Stored data entries
'''
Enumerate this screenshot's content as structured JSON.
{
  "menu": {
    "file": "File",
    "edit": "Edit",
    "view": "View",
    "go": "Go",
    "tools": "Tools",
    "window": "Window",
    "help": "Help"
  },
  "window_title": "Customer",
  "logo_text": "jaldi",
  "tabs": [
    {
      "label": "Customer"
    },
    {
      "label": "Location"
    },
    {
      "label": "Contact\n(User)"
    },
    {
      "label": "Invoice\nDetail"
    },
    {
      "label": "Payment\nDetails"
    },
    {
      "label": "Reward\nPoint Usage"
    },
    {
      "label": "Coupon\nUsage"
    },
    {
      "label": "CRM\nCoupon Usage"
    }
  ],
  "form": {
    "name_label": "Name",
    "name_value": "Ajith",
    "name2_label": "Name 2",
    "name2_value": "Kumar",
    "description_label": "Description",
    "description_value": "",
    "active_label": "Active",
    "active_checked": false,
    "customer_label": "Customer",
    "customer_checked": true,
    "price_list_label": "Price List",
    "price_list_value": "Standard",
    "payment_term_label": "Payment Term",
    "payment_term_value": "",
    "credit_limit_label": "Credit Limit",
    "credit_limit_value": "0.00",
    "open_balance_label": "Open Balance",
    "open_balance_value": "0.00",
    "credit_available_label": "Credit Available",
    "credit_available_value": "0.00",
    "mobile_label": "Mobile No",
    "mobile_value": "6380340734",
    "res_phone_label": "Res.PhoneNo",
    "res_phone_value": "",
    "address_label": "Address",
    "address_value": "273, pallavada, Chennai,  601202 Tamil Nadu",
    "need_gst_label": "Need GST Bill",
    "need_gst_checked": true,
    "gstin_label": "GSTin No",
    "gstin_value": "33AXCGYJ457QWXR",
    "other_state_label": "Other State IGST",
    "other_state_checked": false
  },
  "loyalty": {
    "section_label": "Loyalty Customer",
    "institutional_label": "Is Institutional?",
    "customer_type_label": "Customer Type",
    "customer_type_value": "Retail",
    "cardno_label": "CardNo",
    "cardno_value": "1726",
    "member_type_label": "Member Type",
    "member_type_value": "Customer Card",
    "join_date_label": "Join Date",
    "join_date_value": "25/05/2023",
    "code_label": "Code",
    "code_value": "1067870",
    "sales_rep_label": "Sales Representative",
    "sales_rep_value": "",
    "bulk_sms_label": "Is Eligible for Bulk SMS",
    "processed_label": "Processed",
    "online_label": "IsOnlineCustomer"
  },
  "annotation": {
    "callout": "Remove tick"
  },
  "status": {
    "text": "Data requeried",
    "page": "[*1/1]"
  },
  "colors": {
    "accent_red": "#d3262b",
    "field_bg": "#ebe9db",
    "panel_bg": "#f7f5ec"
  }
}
'''
[Aim] Copy every line exactly. Leave nothing out.

[Written solution]
Enumerate this screenshot's content as structured JSON.
{
  "menu": {
    "file": "File",
    "edit": "Edit",
    "view": "View",
    "go": "Go",
    "tools": "Tools",
    "window": "Window",
    "help": "Help"
  },
  "window_title": "Customer",
  "logo_text": "jaldi",
  "tabs": [
    {
      "label": "Customer"
    },
    {
      "label": "Location"
    },
    {
      "label": "Contact\n(User)"
    },
    {
      "label": "Invoice\nDetail"
    },
    {
      "label": "Payment\nDetails"
    },
    {
      "label": "Reward\nPoint Usage"
    },
    {
      "label": "Coupon\nUsage"
    },
    {
      "label": "CRM\nCoupon Usage"
    }
  ],
  "form": {
    "name_label": "Name",
    "name_value": "Ajith",
    "name2_label": "Name 2",
    "name2_value": "Kumar",
    "description_label": "Description",
    "description_value": "",
    "active_label": "Active",
    "active_checked": false,
    "customer_label": "Customer",
    "customer_checked": true,
    "price_list_label": "Price List",
    "price_list_value": "Standard",
    "payment_term_label": "Payment Term",
    "payment_term_value": "",
    "credit_limit_label": "Credit Limit",
    "credit_limit_value": "0.00",
    "open_balance_label": "Open Balance",
    "open_balance_value": "0.00",
    "credit_available_label": "Credit Available",
    "credit_available_value": "0.00",
    "mobile_label": "Mobile No",
    "mobile_value": "6380340734",
    "res_phone_label": "Res.PhoneNo",
    "res_phone_value": "",
    "address_label": "Address",
    "address_value": "273, pallavada, Chennai,  601202 Tamil Nadu",
    "need_gst_label": "Need GST Bill",
    "need_gst_checked": true,
    "gstin_label": "GSTin No",
    "gstin_value": "33AXCGYJ457QWXR",
    "other_state_label": "Other State IGST",
    "other_state_checked": false
  },
  "loyalty": {
    "section_label": "Loyalty Customer",
    "institutional_label": "Is Institutional?",
    "customer_type_label": "Customer Type",
    "customer_type_value": "Retail",
    "cardno_label": "CardNo",
    "cardno_value": "1726",
    "member_type_label": "Member Type",
    "member_type_value": "Customer Card",
    "join_date_label": "Join Date",
    "join_date_value": "25/05/2023",
    "code_label": "Code",
    "code_value": "1067870",
    "sales_rep_label": "Sales Representative",
    "sales_rep_value": "",
    "bulk_sms_label": "Is Eligible for Bulk SMS",
    "processed_label": "Processed",
    "online_label": "IsOnlineCustomer"
  },
  "annotation": {
    "callout": "Remove tick"
  },
  "status": {
    "text": "Data requeried",
    "page": "[*1/1]"
  },
  "colors": {
    "accent_red": "#d3262b",
    "field_bg": "#ebe9db",
    "panel_bg": "#f7f5ec"
  }
}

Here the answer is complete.